**Exercise instructions**
Search the entries for the word "Санвузол" and pull out each line that has it.

**Recorded data**
-----

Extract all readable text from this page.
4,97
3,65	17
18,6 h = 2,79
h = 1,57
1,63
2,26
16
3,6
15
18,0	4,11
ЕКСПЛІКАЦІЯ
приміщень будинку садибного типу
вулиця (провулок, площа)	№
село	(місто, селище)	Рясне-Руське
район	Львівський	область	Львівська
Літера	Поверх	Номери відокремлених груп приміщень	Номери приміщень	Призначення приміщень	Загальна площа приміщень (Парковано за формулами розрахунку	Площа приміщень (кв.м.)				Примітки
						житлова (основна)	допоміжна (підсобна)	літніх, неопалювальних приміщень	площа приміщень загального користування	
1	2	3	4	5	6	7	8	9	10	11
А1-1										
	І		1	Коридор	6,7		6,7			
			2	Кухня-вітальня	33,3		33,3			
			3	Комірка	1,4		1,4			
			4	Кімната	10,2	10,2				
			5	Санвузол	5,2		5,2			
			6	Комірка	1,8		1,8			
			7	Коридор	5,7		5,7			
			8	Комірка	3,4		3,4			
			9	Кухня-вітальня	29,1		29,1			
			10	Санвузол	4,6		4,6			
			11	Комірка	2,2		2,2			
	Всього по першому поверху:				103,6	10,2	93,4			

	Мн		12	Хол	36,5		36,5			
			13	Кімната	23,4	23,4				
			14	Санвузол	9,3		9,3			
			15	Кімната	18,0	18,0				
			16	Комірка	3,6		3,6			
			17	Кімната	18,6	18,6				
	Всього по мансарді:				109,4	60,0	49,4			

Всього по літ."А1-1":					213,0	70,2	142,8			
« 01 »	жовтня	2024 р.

-----

**The reply**
			5	Санвузол	5,2		5,2			
			10	Санвузол	4,6		4,6			
			14	Санвузол	9,3		9,3			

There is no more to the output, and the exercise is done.